- TASK GOAL: Pull every line containing the word "Enke" from the records.
___ DATASET EXCERPTS
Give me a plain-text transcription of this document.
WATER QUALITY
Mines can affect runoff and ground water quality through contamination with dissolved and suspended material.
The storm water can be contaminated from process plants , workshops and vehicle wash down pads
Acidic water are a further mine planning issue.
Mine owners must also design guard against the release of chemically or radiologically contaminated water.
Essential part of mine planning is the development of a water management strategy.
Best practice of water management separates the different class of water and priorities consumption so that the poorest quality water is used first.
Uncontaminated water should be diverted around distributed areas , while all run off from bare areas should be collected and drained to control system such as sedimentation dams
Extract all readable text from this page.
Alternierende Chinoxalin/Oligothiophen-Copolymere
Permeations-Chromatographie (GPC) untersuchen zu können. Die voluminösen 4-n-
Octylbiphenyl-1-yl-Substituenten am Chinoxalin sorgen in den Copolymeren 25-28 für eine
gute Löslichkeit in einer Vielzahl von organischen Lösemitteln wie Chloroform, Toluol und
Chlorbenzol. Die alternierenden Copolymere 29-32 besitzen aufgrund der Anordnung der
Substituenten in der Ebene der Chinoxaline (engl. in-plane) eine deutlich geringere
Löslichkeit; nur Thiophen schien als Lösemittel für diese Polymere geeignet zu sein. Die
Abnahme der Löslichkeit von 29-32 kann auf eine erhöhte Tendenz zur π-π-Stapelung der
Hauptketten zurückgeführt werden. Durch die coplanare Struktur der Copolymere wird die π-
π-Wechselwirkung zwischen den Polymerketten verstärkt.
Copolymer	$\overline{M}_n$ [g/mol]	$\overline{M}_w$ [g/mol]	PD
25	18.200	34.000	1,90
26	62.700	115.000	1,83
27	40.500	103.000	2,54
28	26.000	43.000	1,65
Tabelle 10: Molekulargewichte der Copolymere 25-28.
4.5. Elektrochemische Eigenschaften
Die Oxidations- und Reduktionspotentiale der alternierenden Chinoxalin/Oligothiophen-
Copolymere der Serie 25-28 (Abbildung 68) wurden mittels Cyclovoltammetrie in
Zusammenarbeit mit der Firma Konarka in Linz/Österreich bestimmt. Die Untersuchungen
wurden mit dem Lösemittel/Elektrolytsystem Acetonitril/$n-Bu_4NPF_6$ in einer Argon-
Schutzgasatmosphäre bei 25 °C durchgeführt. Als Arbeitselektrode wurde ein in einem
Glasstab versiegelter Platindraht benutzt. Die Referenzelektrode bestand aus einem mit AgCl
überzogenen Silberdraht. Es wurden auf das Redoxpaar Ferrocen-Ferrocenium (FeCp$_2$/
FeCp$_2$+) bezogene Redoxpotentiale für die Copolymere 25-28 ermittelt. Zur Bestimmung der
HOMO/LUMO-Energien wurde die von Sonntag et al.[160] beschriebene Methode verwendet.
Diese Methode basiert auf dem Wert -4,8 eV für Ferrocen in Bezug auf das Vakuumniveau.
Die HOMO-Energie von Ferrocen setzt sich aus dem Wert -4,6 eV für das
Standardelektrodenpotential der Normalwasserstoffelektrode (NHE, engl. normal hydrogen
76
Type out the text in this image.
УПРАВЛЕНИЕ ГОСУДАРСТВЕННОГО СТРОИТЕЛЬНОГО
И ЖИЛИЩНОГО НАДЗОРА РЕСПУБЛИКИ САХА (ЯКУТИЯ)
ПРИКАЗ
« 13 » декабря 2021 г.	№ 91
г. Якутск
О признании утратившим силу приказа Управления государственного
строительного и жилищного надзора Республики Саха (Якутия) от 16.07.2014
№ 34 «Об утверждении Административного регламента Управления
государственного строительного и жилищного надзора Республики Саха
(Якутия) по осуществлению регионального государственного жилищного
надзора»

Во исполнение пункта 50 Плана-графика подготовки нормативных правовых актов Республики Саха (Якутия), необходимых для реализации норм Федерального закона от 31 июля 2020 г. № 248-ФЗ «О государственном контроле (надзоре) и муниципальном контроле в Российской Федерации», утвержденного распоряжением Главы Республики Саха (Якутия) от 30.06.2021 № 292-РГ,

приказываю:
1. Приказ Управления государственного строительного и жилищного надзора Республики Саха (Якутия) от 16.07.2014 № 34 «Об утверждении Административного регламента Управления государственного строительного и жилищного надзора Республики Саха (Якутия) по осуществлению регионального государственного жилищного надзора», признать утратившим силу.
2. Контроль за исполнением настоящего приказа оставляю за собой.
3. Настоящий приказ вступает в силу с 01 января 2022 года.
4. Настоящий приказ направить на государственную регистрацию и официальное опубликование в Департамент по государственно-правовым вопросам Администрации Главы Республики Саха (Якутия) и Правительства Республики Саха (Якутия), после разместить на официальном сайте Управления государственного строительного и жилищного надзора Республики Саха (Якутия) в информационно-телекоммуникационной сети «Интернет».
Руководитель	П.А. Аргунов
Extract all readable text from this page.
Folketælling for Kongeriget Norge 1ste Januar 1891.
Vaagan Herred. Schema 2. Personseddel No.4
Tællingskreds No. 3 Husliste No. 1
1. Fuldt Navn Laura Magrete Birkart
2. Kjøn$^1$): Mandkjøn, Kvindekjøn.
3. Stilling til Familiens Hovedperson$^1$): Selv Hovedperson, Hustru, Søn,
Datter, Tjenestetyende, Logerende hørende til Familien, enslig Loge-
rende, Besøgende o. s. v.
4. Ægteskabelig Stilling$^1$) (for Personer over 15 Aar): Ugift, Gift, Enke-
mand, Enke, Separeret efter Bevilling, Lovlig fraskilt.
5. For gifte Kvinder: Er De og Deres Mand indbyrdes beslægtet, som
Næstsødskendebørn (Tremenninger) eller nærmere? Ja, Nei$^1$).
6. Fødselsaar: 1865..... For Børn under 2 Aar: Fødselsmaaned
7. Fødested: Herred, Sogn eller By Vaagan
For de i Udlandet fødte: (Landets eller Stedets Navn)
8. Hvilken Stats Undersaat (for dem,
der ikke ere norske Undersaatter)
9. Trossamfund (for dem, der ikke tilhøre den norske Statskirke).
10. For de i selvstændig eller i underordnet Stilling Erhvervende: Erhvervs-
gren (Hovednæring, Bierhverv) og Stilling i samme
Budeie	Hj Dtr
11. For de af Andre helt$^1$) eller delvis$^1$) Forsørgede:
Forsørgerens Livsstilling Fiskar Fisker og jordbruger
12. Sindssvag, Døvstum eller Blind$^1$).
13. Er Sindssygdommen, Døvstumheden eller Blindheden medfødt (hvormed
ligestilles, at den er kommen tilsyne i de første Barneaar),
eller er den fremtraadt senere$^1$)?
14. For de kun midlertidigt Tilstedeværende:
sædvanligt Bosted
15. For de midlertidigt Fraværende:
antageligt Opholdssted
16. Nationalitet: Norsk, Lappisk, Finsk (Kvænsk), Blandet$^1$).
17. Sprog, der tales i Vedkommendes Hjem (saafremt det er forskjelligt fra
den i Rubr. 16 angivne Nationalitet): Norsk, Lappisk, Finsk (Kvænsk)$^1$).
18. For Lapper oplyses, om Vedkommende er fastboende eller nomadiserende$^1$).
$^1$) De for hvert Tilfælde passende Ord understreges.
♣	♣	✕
______
- RESPONSE TO THIS TASK:
4. Ægteskabelig Stilling$^1$) (for Personer over 15 Aar): Ugift, Gift, Enke-
mand, Enke, Separeret efter Bevilling, Lovlig fraskilt.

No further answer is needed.